**Written exercise:** Search the listing below for the string "another" and copy every line where it occurs.

**Provided information:**
* * * * * * *
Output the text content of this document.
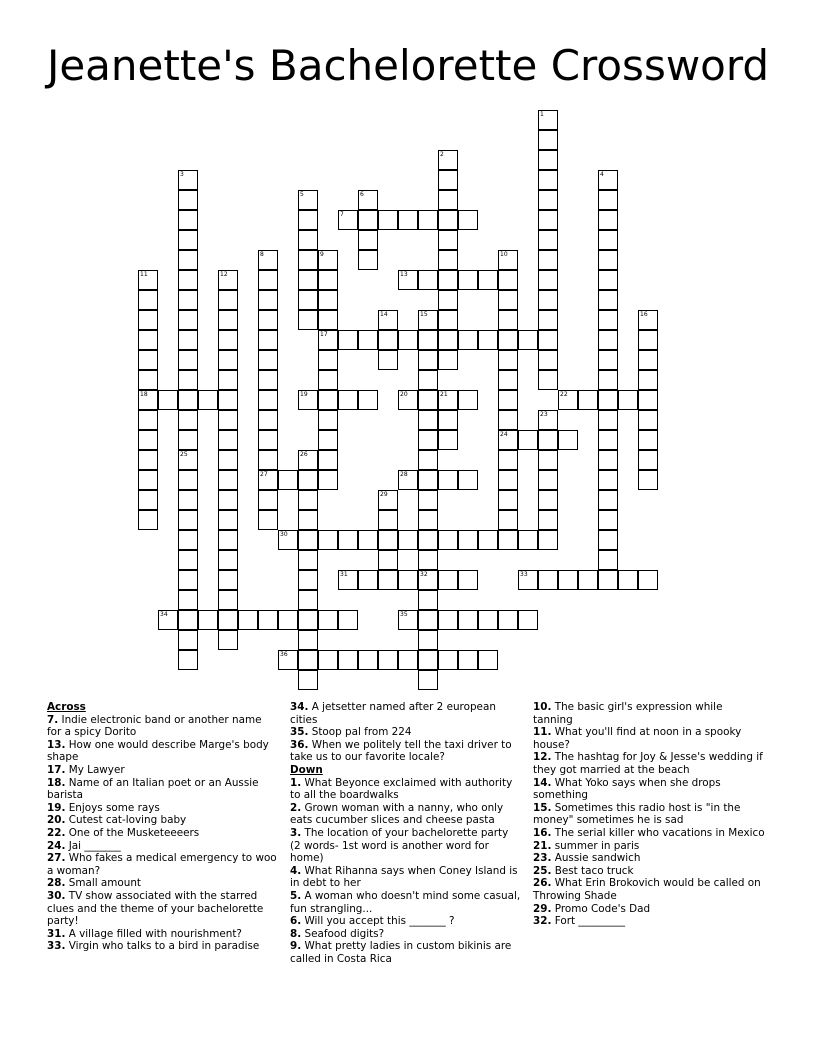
Jeanette's Bachelorette Crossword
1
2
3
25
4
5	6
7
8
27
9
17
10
24
11
18
12	13
14	15
32
16
19	20	21	22
23
26
28
29
30
31	33
34	35
36
Across
7. Indie electronic band or another name for a spicy Dorito
13. How one would describe Marge's body shape
17. My Lawyer
18. Name of an Italian poet or an Aussie barista
19. Enjoys some rays
20. Cutest cat-loving baby
22. One of the Musketeeeers
24. Jai _______
27. Who fakes a medical emergency to woo a woman?
28. Small amount
30. TV show associated with the starred clues and the theme of your bachelorette party!
31. A village filled with nourishment?
33. Virgin who talks to a bird in paradise
34. A jetsetter named after 2 european cities
35. Stoop pal from 224
36. When we politely tell the taxi driver to take us to our favorite locale?
Down
1. What Beyonce exclaimed with authority to all the boardwalks
2. Grown woman with a nanny, who only eats cucumber slices and cheese pasta
3. The location of your bachelorette party (2 words- 1st word is another word for home)
4. What Rihanna says when Coney Island is in debt to her
5. A woman who doesn't mind some casual, fun strangling...
6. Will you accept this _______ ?
8. Seafood digits?
9. What pretty ladies in custom bikinis are called in Costa Rica
10. The basic girl's expression while tanning
11. What you'll find at noon in a spooky house?
12. The hashtag for Joy & Jesse's wedding if they got married at the beach
14. What Yoko says when she drops something
15. Sometimes this radio host is "in the money" sometimes he is sad
16. The serial killer who vacations in Mexico
21. summer in paris
23. Aussie sandwich
25. Best taco truck
26. What Erin Brokovich would be called on Throwing Shade
29. Promo Code's Dad
32. Fort _________
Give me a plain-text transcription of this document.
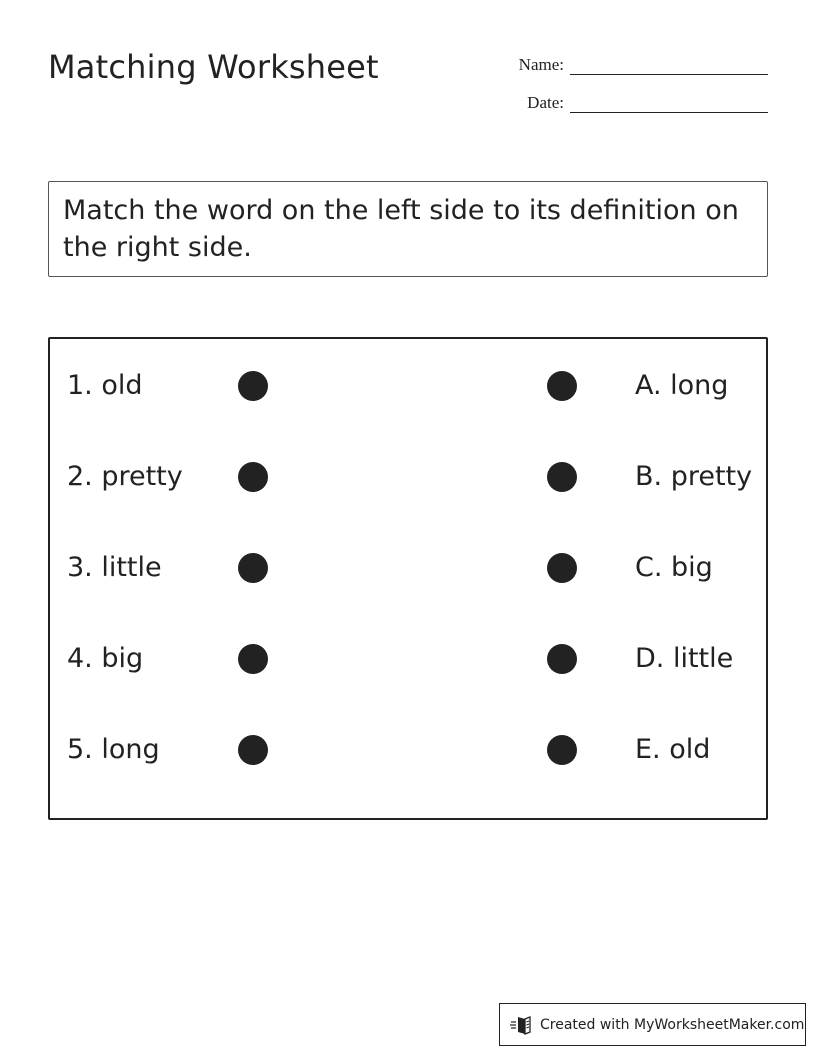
Matching Worksheet	Name:
Date:
Match the word on the left side to its definition on the right side.
1. old	A. long
2. pretty	B. pretty
3. little	C. big
4. big	D. little
5. long	E. old
Created with MyWorksheetMaker.com
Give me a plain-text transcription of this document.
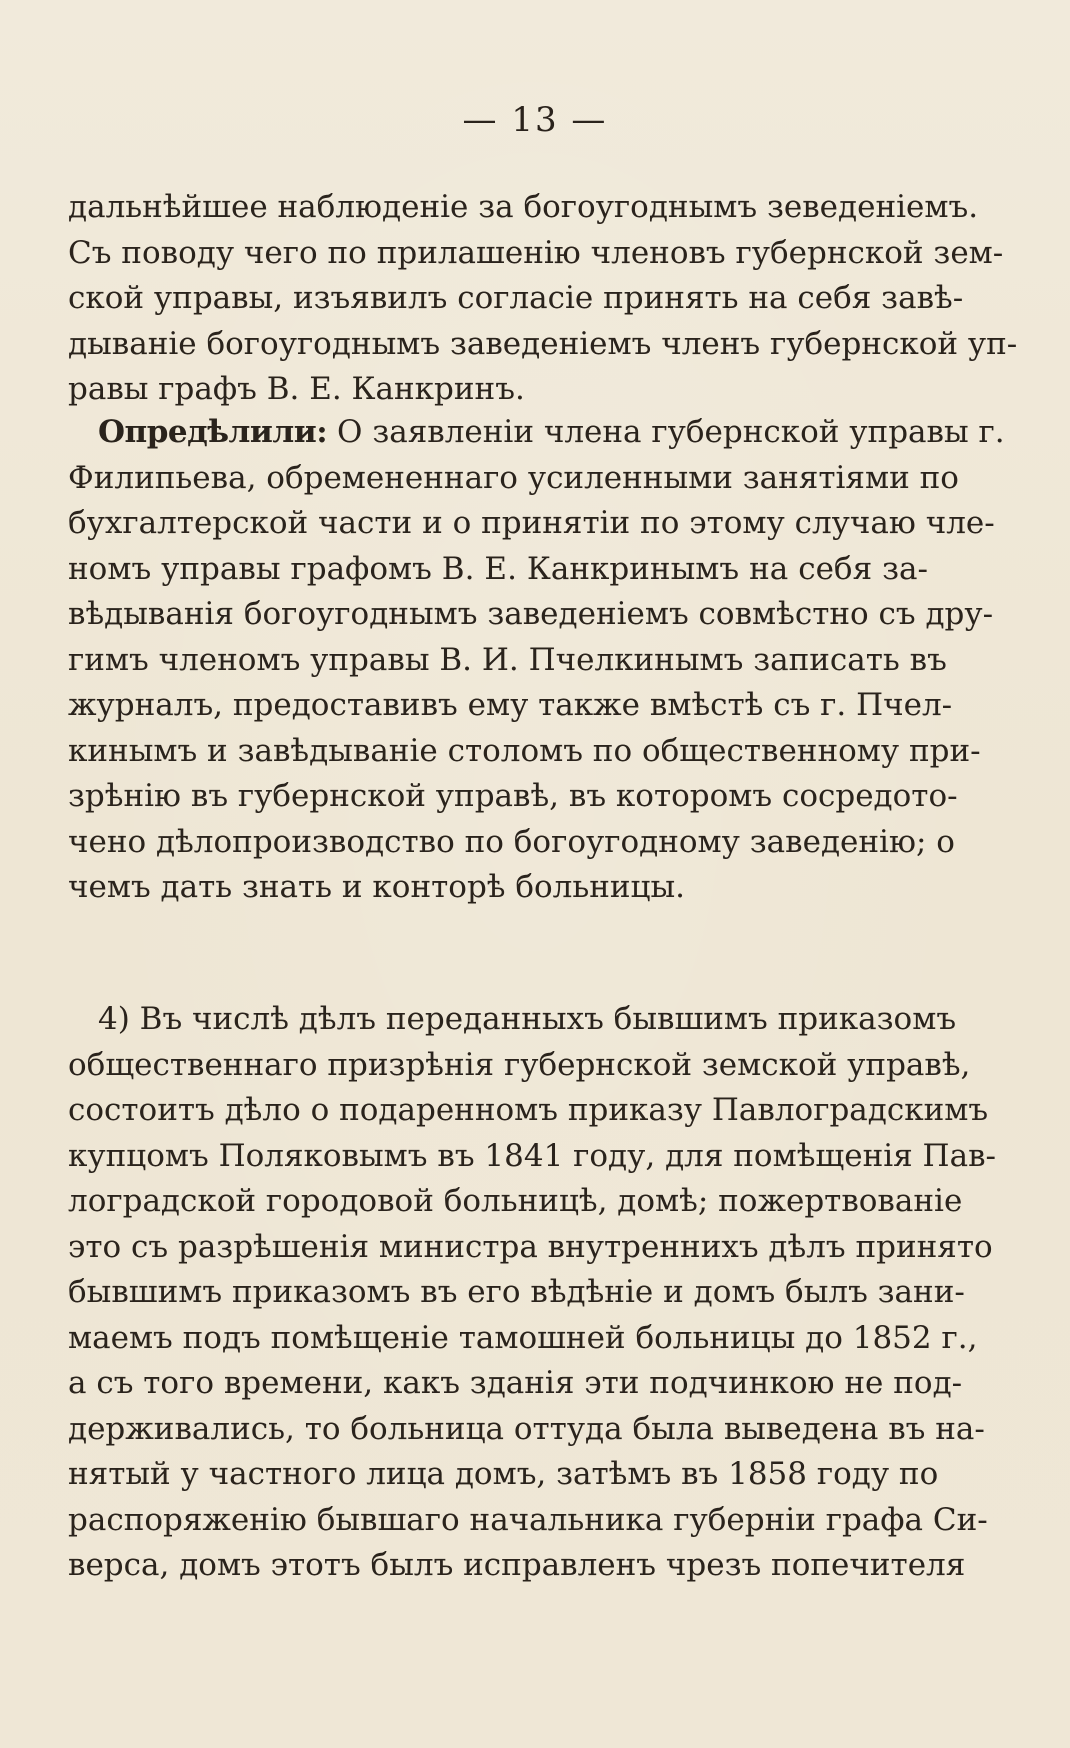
— 13 —
дальнѣйшее наблюденіе за богоугоднымъ зеведеніемъ.
Съ поводу чего по прилашенію членовъ губернской зем-
ской управы, изъявилъ согласіе принять на себя завѣ-
дываніе богоугоднымъ заведеніемъ членъ губернской уп-
равы графъ В. Е. Канкринъ.
Опредѣлили: О заявленіи члена губернской управы г.
Филипьева, обремененнаго усиленными занятіями по
бухгалтерской части и о принятіи по этому случаю чле-
номъ управы графомъ В. Е. Канкринымъ на себя за-
вѣдыванія богоугоднымъ заведеніемъ совмѣстно съ дру-
гимъ членомъ управы В. И. Пчелкинымъ записать въ
журналъ, предоставивъ ему также вмѣстѣ съ г. Пчел-
кинымъ и завѣдываніе столомъ по общественному при-
зрѣнію въ губернской управѣ, въ которомъ сосредото-
чено дѣлопроизводство по богоугодному заведенію; о
чемъ дать знать и конторѣ больницы.
4) Въ числѣ дѣлъ переданныхъ бывшимъ приказомъ
общественнаго призрѣнія губернской земской управѣ,
состоитъ дѣло о подаренномъ приказу Павлоградскимъ
купцомъ Поляковымъ въ 1841 году, для помѣщенія Пав-
лоградской городовой больницѣ, домѣ; пожертвованіе
это съ разрѣшенія министра внутреннихъ дѣлъ принято
бывшимъ приказомъ въ его вѣдѣніе и домъ былъ зани-
маемъ подъ помѣщеніе тамошней больницы до 1852 г.,
а съ того времени, какъ зданія эти подчинкою не под-
держивались, то больница оттуда была выведена въ на-
нятый у частного лица домъ, затѣмъ въ 1858 году по
распоряженію бывшаго начальника губерніи графа Си-
верса, домъ этотъ былъ исправленъ чрезъ попечителя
* * * * * * *
**Response to this exercise:**
7. Indie electronic band or another name for a spicy Dorito
3. The location of your bachelorette party (2 words- 1st word is another word for home)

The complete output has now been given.